Task:
Reproduce the records verbatim, from the line containing "List every element" through the line containing "wire valve to check", with both lines included. Output only that stretch.

Dataset records:
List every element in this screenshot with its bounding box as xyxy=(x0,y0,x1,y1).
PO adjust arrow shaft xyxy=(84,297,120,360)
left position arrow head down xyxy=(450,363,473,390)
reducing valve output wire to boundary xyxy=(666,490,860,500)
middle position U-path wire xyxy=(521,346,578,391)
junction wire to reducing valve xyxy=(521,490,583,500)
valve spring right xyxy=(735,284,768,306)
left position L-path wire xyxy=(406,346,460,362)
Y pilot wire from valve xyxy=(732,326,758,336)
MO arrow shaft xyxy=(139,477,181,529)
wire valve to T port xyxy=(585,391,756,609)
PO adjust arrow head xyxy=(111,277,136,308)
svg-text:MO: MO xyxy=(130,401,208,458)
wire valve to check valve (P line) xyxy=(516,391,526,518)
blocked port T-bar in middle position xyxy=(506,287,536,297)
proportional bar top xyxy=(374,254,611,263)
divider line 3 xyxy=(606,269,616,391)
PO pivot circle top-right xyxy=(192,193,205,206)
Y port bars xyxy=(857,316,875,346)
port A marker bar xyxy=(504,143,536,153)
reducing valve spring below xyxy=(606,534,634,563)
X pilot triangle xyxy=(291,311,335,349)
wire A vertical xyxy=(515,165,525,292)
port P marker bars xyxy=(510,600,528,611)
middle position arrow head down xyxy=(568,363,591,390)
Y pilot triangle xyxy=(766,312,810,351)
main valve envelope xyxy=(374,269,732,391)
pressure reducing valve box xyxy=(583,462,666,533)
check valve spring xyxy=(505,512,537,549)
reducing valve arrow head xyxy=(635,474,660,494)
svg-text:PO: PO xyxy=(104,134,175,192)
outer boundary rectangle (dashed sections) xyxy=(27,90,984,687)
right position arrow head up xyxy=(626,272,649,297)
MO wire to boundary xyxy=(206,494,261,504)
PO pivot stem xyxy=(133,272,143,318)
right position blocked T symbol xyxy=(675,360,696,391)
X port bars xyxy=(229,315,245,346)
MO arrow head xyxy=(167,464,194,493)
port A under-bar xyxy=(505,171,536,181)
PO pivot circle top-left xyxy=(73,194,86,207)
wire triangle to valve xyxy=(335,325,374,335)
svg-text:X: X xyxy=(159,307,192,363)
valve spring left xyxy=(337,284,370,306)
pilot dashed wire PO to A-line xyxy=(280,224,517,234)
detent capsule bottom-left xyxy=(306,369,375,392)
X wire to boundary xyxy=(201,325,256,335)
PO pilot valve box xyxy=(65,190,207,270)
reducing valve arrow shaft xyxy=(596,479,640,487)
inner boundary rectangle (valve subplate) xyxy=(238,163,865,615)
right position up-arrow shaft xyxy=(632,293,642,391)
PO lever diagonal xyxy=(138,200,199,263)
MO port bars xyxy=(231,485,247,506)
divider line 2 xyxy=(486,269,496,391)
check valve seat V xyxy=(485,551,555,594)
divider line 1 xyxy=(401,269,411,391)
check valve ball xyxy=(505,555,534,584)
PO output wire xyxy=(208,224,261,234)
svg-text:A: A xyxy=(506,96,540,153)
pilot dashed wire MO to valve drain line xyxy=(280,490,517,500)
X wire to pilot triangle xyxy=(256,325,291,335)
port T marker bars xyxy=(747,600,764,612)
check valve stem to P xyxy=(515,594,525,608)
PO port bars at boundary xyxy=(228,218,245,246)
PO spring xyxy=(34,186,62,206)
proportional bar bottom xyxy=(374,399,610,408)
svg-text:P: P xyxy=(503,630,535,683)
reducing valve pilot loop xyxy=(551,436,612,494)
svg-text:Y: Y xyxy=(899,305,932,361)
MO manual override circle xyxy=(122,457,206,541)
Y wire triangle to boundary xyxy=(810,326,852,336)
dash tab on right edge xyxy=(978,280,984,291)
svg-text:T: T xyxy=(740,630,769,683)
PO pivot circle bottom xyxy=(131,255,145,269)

---

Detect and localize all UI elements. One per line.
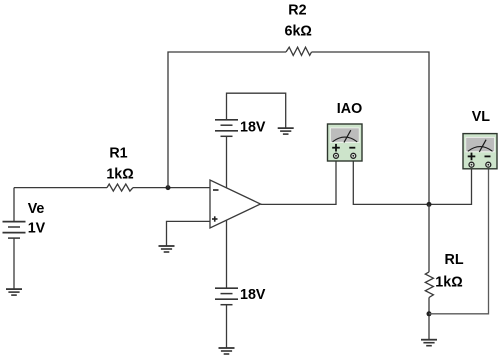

Response to the task:
List every element in this screenshot with its bounding box as xyxy=(x0,y0,x1,y1).
PO adjust arrow shaft xyxy=(84,297,120,360)
left position arrow head down xyxy=(450,363,473,390)
reducing valve output wire to boundary xyxy=(666,490,860,500)
middle position U-path wire xyxy=(521,346,578,391)
junction wire to reducing valve xyxy=(521,490,583,500)
valve spring right xyxy=(735,284,768,306)
left position L-path wire xyxy=(406,346,460,362)
Y pilot wire from valve xyxy=(732,326,758,336)
MO arrow shaft xyxy=(139,477,181,529)
wire valve to T port xyxy=(585,391,756,609)
PO adjust arrow head xyxy=(111,277,136,308)
svg-text:MO: MO xyxy=(130,401,208,458)
wire valve to check valve (P line) xyxy=(516,391,526,518)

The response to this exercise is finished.